Haben beide Zwillinge das Ziel den Gegner mit blutiger Nase auf dem Boden liegen zu haben, dann würde es vll. passen. Heißt das Ziel dagegen "Eine Konfliktsituation bereinigen", dann definieren die Zwillinge das "bereinigen" u.U. völlig unterschiedlich und schon gibt es keine "objektive Kriterien" mehr, die zu denselben Techniken führen.
Am Ende entscheidet jeder für sich (ob frei oder nicht ist eine andere Frage), was richtig, falsch, wahr, falsch, gut, böse, effektiv oder nicht effektiv ist. Und diese Entscheidung können und werden anders ausfallen als beim jeden anderen. Daher ist der Relativimus voll ok - aus meiner Sicht.

□ □ □

Aufgabe - Wie wird der Relativismus am Ende des Auszugs bewertet?

□ □ □

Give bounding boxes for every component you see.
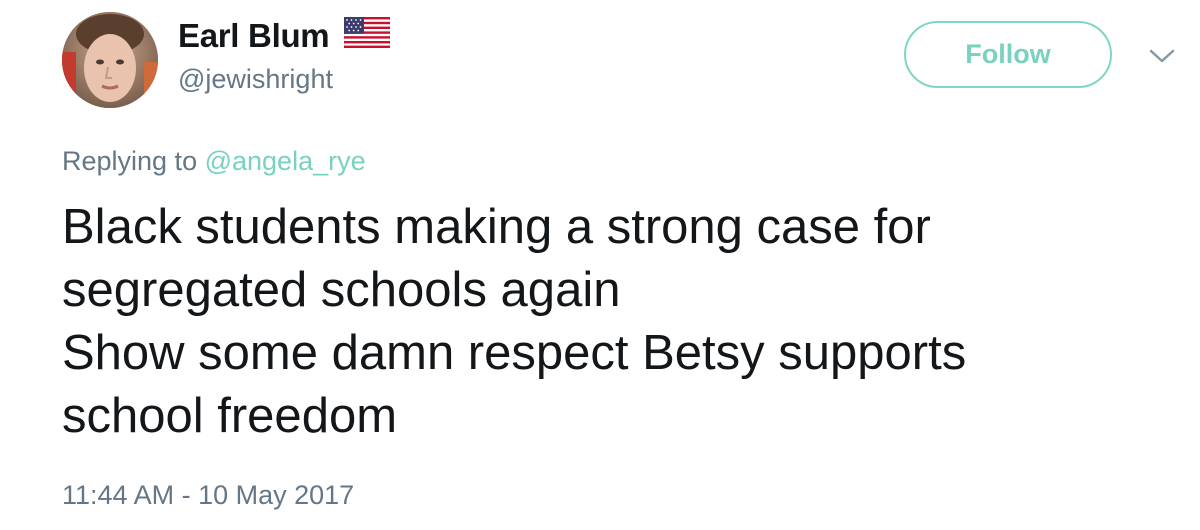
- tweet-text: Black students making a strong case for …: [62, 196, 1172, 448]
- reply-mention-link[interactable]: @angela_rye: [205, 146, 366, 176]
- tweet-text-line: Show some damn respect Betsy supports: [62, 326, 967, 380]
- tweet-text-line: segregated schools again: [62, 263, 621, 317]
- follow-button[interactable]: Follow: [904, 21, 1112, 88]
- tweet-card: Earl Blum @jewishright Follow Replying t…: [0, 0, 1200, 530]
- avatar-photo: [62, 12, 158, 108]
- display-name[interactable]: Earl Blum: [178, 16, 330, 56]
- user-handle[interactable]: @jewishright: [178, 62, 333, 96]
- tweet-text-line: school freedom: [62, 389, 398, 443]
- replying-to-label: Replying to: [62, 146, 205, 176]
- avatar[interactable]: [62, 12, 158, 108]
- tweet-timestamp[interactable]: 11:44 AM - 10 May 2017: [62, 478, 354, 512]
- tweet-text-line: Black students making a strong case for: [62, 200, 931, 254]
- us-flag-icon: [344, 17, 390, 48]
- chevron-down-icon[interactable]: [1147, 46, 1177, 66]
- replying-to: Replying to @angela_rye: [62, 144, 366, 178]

□ □ □

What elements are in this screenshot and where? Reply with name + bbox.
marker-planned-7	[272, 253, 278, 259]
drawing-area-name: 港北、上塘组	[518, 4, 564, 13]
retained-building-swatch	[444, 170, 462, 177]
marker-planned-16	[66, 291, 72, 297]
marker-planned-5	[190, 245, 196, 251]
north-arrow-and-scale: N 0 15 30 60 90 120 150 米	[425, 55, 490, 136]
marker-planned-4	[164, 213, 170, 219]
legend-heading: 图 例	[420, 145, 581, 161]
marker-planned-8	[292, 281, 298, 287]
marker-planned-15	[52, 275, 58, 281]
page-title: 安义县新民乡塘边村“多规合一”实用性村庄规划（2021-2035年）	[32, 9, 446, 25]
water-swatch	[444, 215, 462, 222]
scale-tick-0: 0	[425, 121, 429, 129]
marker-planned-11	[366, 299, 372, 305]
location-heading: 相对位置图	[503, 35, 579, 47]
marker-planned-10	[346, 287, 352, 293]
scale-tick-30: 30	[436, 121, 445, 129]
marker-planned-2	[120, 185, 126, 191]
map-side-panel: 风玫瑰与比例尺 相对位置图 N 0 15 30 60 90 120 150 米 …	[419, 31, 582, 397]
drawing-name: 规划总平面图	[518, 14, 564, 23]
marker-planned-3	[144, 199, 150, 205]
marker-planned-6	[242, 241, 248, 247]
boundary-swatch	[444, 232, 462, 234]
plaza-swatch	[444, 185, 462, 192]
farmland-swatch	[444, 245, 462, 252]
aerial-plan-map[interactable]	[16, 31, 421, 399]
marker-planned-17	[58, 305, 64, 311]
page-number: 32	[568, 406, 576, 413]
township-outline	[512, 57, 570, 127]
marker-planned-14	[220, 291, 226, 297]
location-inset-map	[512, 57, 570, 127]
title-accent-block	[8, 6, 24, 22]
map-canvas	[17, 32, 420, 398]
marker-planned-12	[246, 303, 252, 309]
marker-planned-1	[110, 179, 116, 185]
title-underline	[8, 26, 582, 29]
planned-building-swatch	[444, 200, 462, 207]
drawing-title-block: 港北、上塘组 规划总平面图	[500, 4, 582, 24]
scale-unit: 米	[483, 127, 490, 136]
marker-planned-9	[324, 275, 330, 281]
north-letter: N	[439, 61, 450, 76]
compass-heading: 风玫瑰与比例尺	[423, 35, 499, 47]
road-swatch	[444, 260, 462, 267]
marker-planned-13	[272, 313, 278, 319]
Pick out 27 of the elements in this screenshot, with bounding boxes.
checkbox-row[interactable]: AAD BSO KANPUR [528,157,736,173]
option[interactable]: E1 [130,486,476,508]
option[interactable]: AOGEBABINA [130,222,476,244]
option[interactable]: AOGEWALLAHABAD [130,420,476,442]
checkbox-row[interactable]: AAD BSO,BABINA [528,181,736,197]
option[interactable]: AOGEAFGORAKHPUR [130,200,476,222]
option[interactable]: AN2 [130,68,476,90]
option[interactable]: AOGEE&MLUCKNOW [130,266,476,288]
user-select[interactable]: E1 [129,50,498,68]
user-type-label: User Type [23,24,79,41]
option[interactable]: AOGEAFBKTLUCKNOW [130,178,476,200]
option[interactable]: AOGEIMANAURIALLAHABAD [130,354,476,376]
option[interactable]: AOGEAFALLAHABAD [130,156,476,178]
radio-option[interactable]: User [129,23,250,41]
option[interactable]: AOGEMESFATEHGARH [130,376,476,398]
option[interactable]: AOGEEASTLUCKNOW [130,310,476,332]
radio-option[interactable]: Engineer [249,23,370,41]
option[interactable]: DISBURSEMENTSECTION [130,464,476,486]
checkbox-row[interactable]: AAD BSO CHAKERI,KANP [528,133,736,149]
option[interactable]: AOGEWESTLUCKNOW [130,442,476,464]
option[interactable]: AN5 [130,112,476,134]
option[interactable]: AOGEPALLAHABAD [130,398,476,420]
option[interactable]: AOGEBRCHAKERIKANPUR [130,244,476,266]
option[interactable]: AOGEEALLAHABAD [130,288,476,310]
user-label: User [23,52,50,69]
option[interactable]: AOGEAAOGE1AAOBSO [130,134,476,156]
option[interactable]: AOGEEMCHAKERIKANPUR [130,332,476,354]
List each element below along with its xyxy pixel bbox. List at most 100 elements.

□ □ □

Lösung - Als voll ok.